▶ Aim of the exercise
Keep every line of the data below that has the string "Diluent" and present those lines.

Recorded data:
_ _ _ _

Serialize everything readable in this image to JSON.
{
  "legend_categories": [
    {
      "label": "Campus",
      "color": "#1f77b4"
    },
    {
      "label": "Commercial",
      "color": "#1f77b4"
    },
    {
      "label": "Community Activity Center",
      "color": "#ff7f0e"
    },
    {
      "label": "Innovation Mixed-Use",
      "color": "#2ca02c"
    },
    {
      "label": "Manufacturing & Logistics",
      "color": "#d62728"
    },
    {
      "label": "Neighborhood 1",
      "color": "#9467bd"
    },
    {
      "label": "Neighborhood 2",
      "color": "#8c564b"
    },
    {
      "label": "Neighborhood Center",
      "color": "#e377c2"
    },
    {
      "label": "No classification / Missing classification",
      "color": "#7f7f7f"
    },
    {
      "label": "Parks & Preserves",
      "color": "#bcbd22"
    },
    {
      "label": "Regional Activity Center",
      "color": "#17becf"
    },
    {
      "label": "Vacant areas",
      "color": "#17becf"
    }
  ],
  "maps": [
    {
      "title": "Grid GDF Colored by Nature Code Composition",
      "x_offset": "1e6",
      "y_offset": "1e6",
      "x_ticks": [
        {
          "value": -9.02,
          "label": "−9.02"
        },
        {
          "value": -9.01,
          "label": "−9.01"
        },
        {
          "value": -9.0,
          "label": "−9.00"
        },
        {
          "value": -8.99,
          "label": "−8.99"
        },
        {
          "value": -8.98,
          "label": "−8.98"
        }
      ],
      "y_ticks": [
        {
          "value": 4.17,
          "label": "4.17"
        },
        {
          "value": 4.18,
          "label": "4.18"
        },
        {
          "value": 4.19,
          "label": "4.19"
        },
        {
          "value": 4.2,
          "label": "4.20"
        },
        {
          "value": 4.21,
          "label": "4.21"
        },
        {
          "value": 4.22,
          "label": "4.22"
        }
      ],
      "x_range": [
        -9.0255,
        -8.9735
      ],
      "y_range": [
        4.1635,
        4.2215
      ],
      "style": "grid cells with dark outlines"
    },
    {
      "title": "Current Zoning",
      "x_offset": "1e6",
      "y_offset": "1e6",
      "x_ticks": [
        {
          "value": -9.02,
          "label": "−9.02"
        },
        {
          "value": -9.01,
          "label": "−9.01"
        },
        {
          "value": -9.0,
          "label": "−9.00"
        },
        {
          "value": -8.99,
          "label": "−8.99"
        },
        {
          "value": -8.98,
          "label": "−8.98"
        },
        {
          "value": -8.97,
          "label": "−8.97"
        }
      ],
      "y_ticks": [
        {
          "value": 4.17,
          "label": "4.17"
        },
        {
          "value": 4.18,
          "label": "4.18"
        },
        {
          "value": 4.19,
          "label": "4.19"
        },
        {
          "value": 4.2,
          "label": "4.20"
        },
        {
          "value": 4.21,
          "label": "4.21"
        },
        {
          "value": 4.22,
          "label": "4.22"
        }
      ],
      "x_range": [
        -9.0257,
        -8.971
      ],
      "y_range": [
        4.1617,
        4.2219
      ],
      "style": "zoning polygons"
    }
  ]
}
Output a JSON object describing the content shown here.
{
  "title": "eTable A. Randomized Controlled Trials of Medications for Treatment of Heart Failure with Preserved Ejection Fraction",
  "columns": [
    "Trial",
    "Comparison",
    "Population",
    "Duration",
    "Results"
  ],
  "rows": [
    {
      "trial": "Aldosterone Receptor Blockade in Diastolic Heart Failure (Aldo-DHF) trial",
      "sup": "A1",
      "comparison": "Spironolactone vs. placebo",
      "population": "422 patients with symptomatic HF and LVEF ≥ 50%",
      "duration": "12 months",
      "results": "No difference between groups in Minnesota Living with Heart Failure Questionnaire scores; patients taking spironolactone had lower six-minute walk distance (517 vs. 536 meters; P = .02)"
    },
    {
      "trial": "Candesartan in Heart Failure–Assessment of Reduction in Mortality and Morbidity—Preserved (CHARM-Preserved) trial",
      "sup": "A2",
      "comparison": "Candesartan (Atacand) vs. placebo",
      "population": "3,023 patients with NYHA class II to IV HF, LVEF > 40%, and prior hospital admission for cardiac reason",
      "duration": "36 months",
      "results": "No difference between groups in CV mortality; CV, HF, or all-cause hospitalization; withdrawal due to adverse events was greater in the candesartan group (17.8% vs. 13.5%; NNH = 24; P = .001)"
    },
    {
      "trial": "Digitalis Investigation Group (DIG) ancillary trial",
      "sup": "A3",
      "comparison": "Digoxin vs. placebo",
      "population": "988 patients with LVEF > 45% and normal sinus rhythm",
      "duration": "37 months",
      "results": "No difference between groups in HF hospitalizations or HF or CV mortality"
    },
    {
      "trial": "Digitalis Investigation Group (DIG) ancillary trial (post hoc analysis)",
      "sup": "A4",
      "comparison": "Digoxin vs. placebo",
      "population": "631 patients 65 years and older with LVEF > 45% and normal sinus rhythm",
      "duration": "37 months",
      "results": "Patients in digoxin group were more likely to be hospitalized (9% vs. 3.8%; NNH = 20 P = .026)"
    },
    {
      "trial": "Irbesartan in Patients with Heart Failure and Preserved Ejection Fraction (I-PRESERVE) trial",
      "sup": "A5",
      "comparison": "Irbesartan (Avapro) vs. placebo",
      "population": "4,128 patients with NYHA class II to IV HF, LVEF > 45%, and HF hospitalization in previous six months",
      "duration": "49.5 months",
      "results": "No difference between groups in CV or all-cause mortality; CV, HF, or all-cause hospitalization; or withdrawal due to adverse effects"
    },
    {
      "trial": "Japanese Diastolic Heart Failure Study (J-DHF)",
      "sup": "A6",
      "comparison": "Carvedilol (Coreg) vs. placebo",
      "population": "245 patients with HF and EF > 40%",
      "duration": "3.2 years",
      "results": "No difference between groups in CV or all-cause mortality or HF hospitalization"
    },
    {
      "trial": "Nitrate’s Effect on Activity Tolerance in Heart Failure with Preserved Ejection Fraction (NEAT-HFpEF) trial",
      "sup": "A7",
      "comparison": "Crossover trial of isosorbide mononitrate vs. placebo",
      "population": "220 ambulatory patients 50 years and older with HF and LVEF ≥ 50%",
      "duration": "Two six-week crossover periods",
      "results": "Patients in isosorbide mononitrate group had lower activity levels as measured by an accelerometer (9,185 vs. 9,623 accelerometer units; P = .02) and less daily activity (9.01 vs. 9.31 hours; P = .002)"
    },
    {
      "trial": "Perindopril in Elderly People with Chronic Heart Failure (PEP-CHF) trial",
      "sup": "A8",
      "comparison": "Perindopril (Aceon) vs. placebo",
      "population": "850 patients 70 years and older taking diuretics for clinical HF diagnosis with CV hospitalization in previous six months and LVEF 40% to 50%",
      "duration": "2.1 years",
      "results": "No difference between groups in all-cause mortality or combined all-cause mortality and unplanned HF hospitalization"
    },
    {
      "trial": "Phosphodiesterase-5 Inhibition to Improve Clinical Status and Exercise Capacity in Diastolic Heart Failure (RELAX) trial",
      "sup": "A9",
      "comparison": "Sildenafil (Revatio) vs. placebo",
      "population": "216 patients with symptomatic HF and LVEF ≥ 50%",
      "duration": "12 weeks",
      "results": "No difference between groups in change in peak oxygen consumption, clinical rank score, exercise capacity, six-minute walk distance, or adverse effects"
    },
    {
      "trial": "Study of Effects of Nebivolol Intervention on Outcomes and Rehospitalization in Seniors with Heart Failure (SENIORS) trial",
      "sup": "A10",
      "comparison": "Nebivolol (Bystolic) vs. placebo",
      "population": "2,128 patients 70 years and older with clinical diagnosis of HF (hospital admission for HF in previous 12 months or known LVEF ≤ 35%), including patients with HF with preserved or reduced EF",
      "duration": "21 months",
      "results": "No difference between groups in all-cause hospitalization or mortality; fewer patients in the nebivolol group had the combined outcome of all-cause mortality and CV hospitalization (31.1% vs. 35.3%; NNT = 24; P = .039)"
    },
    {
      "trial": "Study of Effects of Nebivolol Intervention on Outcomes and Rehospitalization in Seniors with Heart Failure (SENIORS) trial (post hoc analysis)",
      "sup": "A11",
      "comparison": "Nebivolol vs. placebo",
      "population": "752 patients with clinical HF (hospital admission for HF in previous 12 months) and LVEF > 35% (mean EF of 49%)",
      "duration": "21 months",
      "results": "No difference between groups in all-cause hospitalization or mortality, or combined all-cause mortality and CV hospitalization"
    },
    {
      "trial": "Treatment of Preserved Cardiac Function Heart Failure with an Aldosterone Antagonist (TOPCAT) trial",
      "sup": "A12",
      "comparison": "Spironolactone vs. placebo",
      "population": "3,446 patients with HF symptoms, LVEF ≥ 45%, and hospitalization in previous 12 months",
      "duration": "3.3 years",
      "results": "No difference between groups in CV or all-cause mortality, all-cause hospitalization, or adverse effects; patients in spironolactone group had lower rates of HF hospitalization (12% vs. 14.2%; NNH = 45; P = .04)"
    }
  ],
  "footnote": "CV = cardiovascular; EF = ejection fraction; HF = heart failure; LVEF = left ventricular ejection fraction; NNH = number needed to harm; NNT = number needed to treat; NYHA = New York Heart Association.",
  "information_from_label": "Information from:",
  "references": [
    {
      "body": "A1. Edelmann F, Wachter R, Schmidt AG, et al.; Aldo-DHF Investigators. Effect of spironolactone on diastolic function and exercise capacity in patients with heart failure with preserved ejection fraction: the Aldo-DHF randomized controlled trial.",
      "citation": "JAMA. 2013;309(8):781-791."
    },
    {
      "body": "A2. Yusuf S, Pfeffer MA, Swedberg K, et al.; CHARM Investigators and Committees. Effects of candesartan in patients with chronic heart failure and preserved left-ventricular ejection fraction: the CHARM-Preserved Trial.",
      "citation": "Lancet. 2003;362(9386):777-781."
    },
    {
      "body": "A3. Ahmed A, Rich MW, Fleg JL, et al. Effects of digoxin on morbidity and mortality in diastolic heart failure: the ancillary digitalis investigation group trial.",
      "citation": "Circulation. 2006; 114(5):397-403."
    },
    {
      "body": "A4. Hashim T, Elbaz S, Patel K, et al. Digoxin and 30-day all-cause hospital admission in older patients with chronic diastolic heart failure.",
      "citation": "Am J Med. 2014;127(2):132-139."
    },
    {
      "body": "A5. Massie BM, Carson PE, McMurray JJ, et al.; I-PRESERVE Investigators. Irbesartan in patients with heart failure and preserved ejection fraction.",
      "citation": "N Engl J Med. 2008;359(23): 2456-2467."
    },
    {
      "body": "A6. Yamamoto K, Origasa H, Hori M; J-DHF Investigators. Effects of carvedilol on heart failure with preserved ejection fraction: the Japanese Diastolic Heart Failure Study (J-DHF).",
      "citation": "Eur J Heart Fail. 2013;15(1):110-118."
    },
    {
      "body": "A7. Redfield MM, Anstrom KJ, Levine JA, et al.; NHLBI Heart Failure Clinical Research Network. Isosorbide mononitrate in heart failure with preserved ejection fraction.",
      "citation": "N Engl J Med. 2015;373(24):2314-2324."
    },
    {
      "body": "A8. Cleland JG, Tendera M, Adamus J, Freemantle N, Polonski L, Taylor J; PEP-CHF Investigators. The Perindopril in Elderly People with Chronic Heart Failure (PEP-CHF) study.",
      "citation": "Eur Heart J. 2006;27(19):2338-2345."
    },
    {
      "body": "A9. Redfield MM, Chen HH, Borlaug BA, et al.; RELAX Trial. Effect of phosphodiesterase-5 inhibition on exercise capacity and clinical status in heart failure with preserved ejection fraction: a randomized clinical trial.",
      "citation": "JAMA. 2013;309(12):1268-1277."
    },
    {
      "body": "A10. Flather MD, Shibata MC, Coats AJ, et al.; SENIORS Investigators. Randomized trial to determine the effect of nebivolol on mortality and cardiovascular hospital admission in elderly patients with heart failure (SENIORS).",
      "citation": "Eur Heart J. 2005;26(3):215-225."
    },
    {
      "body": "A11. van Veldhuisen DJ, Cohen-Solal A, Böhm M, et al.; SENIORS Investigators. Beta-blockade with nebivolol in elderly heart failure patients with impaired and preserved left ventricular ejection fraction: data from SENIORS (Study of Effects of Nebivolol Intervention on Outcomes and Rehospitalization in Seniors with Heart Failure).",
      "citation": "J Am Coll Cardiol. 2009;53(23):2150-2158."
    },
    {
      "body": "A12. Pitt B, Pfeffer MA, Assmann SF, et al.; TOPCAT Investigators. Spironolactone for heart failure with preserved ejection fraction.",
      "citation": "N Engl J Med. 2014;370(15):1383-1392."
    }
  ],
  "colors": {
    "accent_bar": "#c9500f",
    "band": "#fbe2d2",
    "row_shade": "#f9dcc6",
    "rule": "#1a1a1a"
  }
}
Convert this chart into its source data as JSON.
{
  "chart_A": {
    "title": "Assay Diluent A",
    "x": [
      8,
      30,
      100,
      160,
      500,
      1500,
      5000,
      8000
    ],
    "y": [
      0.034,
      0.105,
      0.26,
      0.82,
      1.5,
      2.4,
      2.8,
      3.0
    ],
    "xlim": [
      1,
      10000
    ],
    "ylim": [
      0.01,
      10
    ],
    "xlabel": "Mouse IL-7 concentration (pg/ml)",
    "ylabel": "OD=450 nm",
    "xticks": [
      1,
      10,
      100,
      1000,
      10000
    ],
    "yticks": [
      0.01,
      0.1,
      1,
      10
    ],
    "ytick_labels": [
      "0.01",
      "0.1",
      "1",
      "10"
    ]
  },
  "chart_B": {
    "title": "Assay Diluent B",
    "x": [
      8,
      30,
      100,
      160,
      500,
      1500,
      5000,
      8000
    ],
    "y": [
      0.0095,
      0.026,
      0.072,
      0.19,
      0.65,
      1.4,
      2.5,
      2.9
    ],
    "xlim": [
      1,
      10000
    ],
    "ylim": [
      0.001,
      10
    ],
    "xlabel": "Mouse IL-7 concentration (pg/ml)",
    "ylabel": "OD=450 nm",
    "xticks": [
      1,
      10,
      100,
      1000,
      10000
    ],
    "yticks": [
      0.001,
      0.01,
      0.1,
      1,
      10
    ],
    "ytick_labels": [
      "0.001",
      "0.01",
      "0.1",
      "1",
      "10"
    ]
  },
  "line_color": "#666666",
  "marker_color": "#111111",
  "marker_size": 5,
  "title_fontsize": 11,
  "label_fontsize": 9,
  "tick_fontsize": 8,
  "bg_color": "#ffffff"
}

_ _ _ _

▶ Answer to this problem
    "title": "Assay Diluent A",
    "title": "Assay Diluent B",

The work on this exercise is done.